Filter the entries below, keeping only lines with the word "name".
▬▬▬▬▬▬
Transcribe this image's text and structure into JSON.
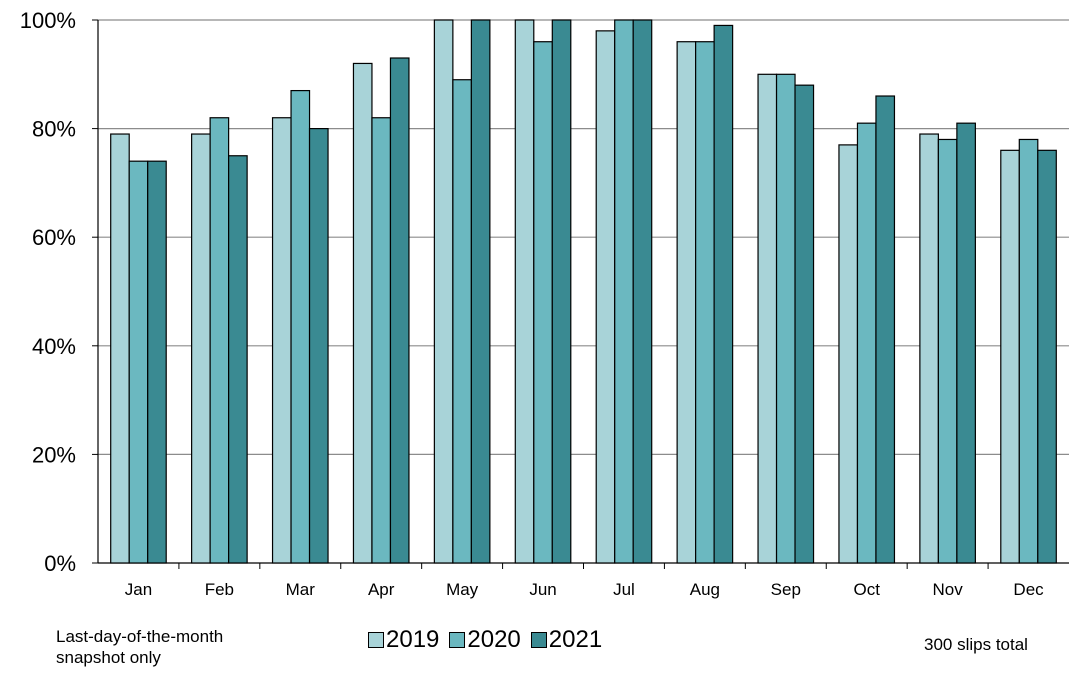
{
  "chart_data": {
    "type": "bar",
    "title": "",
    "categories": [
      "Jan",
      "Feb",
      "Mar",
      "Apr",
      "May",
      "Jun",
      "Jul",
      "Aug",
      "Sep",
      "Oct",
      "Nov",
      "Dec"
    ],
    "series": [
      {
        "name": "2019",
        "color": "#a8d3d8",
        "values": [
          79,
          79,
          82,
          92,
          100,
          100,
          98,
          96,
          90,
          77,
          79,
          76
        ]
      },
      {
        "name": "2020",
        "color": "#6bb8c0",
        "values": [
          74,
          82,
          87,
          82,
          89,
          96,
          100,
          96,
          90,
          81,
          78,
          78
        ]
      },
      {
        "name": "2021",
        "color": "#3a8a92",
        "values": [
          74,
          75,
          80,
          93,
          100,
          100,
          100,
          99,
          88,
          86,
          81,
          76
        ]
      }
    ],
    "ylim": [
      0,
      100
    ],
    "y_ticks": [
      "0%",
      "20%",
      "40%",
      "60%",
      "80%",
      "100%"
    ],
    "grid": true,
    "legend_position": "bottom-center"
  },
  "notes": {
    "left_line1": "Last-day-of-the-month",
    "left_line2": "snapshot only",
    "right": "300 slips total"
  }
}
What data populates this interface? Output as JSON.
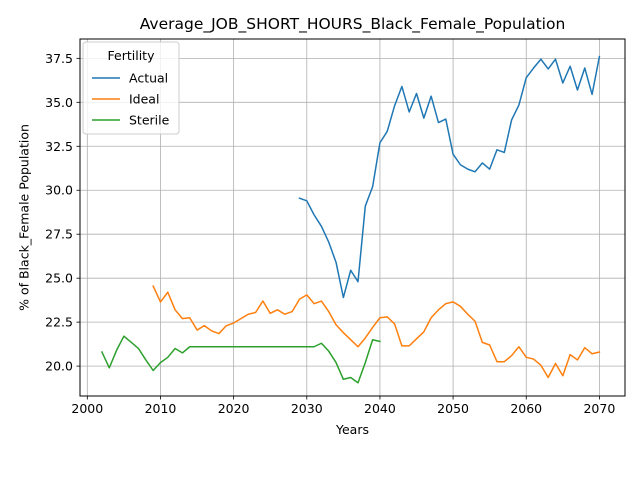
{
  "chart_data": {
    "type": "line",
    "title": "Average_JOB_SHORT_HOURS_Black_Female_Population",
    "xlabel": "Years",
    "ylabel": "% of Black_Female Population",
    "xlim": [
      1999,
      2073.5
    ],
    "ylim": [
      18.3,
      38.6
    ],
    "xticks": [
      2000,
      2010,
      2020,
      2030,
      2040,
      2050,
      2060,
      2070
    ],
    "yticks": [
      20.0,
      22.5,
      25.0,
      27.5,
      30.0,
      32.5,
      35.0,
      37.5
    ],
    "xtick_labels": [
      "2000",
      "2010",
      "2020",
      "2030",
      "2040",
      "2050",
      "2060",
      "2070"
    ],
    "ytick_labels": [
      "20.0",
      "22.5",
      "25.0",
      "27.5",
      "30.0",
      "32.5",
      "35.0",
      "37.5"
    ],
    "grid": true,
    "legend": {
      "title": "Fertility",
      "position": "upper-left"
    },
    "series": [
      {
        "name": "Actual",
        "color": "#1f77b4",
        "x": [
          2029,
          2030,
          2031,
          2032,
          2033,
          2034,
          2035,
          2036,
          2037,
          2038,
          2039,
          2040,
          2041,
          2042,
          2043,
          2044,
          2045,
          2046,
          2047,
          2048,
          2049,
          2050,
          2051,
          2052,
          2053,
          2054,
          2055,
          2056,
          2057,
          2058,
          2059,
          2060,
          2061,
          2062,
          2063,
          2064,
          2065,
          2066,
          2067,
          2068,
          2069,
          2070
        ],
        "y": [
          29.55,
          29.4,
          28.6,
          27.95,
          27.05,
          25.9,
          23.9,
          25.45,
          24.8,
          29.1,
          30.2,
          32.7,
          33.35,
          34.8,
          35.9,
          34.45,
          35.5,
          34.1,
          35.35,
          33.85,
          34.05,
          32.05,
          31.45,
          31.2,
          31.05,
          31.55,
          31.2,
          32.3,
          32.15,
          34.0,
          34.85,
          36.4,
          36.95,
          37.45,
          36.9,
          37.45,
          36.1,
          37.05,
          35.7,
          36.95,
          35.45,
          37.6
        ]
      },
      {
        "name": "Ideal",
        "color": "#ff7f0e",
        "x": [
          2009,
          2010,
          2011,
          2012,
          2013,
          2014,
          2015,
          2016,
          2017,
          2018,
          2019,
          2020,
          2021,
          2022,
          2023,
          2024,
          2025,
          2026,
          2027,
          2028,
          2029,
          2030,
          2031,
          2032,
          2033,
          2034,
          2035,
          2036,
          2037,
          2038,
          2039,
          2040,
          2041,
          2042,
          2043,
          2044,
          2045,
          2046,
          2047,
          2048,
          2049,
          2050,
          2051,
          2052,
          2053,
          2054,
          2055,
          2056,
          2057,
          2058,
          2059,
          2060,
          2061,
          2062,
          2063,
          2064,
          2065,
          2066,
          2067,
          2068,
          2069,
          2070
        ],
        "y": [
          24.55,
          23.65,
          24.2,
          23.2,
          22.7,
          22.75,
          22.05,
          22.3,
          22.0,
          21.85,
          22.3,
          22.45,
          22.7,
          22.95,
          23.05,
          23.7,
          23.0,
          23.2,
          22.95,
          23.1,
          23.8,
          24.05,
          23.55,
          23.7,
          23.1,
          22.35,
          21.9,
          21.5,
          21.1,
          21.6,
          22.2,
          22.75,
          22.8,
          22.4,
          21.15,
          21.15,
          21.55,
          21.95,
          22.75,
          23.2,
          23.55,
          23.65,
          23.4,
          22.95,
          22.55,
          21.35,
          21.2,
          20.25,
          20.25,
          20.6,
          21.1,
          20.5,
          20.4,
          20.05,
          19.35,
          20.15,
          19.45,
          20.65,
          20.35,
          21.05,
          20.7,
          20.8
        ]
      },
      {
        "name": "Sterile",
        "color": "#2ca02c",
        "x": [
          2002,
          2003,
          2004,
          2005,
          2006,
          2007,
          2008,
          2009,
          2010,
          2011,
          2012,
          2013,
          2014,
          2015,
          2016,
          2017,
          2018,
          2019,
          2020,
          2021,
          2022,
          2023,
          2024,
          2025,
          2026,
          2027,
          2028,
          2029,
          2030,
          2031,
          2032,
          2033,
          2034,
          2035,
          2036,
          2037,
          2038,
          2039,
          2040
        ],
        "y": [
          20.8,
          19.9,
          20.9,
          21.7,
          21.35,
          21.0,
          20.35,
          19.75,
          20.2,
          20.5,
          21.0,
          20.75,
          21.1,
          21.1,
          21.1,
          21.1,
          21.1,
          21.1,
          21.1,
          21.1,
          21.1,
          21.1,
          21.1,
          21.1,
          21.1,
          21.1,
          21.1,
          21.1,
          21.1,
          21.1,
          21.3,
          20.85,
          20.2,
          19.25,
          19.35,
          19.05,
          20.2,
          21.5,
          21.4
        ]
      }
    ]
  }
}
▬▬▬▬▬▬
Exercise solution –
        "name": "2019",
        "name": "2020",
        "name": "2021",
        "name": "Actual",
        "name": "Ideal",
        "name": "Sterile",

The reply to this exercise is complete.